- _WHAT TO WORK ON_: Select every line holding the word "Dunes" and copy it.
# RECORDS FOR PROCESSING start
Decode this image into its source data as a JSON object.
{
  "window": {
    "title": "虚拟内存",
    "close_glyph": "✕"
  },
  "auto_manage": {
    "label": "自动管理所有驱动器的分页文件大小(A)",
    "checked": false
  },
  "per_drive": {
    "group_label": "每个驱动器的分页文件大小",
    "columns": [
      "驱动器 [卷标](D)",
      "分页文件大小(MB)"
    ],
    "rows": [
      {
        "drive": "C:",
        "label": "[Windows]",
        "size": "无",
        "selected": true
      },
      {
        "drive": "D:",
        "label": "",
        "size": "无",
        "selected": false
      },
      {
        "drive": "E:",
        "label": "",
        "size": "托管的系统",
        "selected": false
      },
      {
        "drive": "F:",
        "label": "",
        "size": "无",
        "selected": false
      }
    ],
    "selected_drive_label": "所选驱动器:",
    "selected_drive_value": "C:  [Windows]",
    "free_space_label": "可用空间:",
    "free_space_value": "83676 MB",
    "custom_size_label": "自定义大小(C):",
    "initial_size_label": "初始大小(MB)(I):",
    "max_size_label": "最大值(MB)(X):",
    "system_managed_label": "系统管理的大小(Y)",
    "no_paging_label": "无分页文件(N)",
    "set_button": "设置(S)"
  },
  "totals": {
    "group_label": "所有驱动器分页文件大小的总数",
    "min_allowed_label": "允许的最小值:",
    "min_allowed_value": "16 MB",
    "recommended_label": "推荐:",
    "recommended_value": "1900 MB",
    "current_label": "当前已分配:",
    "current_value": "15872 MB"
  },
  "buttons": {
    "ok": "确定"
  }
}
# RECORDS FOR PROCESSING end
# RECORDS FOR PROCESSING start
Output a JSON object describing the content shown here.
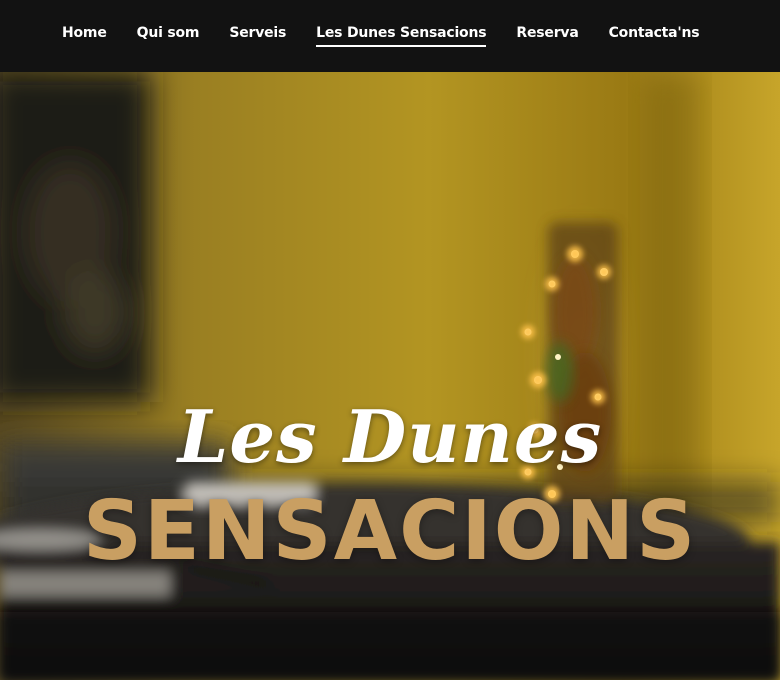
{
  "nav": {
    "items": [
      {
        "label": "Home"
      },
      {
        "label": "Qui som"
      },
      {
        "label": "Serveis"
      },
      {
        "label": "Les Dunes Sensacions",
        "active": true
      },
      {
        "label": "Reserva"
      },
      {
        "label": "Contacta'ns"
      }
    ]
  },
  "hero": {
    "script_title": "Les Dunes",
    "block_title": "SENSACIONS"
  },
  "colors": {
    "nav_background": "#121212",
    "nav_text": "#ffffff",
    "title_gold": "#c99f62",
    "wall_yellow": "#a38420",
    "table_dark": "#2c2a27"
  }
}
# RECORDS FOR PROCESSING end
- _CORRECT OUTPUT_:
        "label": "Les Dunes Sensacions",
    "script_title": "Les Dunes",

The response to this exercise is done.